**Goal:**
Work out how many lines have "kind" in them. Give only that number.

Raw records

## START

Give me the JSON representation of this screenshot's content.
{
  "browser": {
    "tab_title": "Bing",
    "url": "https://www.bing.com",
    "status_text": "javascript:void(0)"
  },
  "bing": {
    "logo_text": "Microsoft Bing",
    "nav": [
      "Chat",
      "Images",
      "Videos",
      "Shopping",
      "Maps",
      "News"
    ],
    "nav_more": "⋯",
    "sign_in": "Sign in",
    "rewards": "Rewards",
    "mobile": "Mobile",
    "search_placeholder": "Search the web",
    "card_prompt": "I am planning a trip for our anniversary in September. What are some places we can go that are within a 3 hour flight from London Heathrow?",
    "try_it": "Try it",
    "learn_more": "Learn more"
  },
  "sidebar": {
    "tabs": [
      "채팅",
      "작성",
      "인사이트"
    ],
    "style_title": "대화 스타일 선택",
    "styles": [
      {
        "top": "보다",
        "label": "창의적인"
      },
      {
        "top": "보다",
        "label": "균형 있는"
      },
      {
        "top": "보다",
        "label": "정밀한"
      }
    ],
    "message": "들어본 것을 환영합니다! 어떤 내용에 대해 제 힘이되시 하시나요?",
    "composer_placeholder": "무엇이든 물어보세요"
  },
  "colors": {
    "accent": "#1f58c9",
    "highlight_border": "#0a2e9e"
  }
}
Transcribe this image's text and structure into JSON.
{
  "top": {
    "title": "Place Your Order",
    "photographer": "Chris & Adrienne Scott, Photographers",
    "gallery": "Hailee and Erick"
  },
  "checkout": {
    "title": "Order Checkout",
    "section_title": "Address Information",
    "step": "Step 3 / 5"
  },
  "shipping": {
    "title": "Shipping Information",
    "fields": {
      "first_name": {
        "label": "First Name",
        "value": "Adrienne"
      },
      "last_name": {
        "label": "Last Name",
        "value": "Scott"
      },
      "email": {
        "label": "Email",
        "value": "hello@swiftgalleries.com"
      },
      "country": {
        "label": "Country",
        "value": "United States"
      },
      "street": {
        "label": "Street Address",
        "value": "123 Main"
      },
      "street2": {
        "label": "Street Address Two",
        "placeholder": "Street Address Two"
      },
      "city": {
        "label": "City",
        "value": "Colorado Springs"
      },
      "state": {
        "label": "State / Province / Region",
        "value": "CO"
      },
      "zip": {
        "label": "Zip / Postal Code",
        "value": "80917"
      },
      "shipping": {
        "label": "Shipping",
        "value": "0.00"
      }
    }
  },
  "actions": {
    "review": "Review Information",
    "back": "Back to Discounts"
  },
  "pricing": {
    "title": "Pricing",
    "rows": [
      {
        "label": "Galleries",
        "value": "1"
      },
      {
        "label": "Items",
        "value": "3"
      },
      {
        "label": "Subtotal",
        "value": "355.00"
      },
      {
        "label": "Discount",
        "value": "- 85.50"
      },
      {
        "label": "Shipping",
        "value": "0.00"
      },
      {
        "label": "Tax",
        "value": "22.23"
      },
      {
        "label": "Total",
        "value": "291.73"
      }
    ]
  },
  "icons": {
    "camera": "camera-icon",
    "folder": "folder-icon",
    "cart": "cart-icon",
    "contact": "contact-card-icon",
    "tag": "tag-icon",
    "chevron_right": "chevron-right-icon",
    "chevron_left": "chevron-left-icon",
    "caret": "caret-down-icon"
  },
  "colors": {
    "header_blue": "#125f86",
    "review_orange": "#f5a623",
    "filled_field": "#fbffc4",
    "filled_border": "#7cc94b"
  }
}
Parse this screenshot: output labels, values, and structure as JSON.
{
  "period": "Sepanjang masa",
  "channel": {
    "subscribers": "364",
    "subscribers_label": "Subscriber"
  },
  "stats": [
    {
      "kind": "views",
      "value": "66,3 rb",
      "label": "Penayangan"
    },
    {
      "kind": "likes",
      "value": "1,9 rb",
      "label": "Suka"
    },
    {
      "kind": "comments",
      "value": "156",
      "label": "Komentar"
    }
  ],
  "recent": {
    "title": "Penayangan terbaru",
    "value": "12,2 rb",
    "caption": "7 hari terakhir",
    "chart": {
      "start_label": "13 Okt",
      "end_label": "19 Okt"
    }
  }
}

## END

**Written response:**
3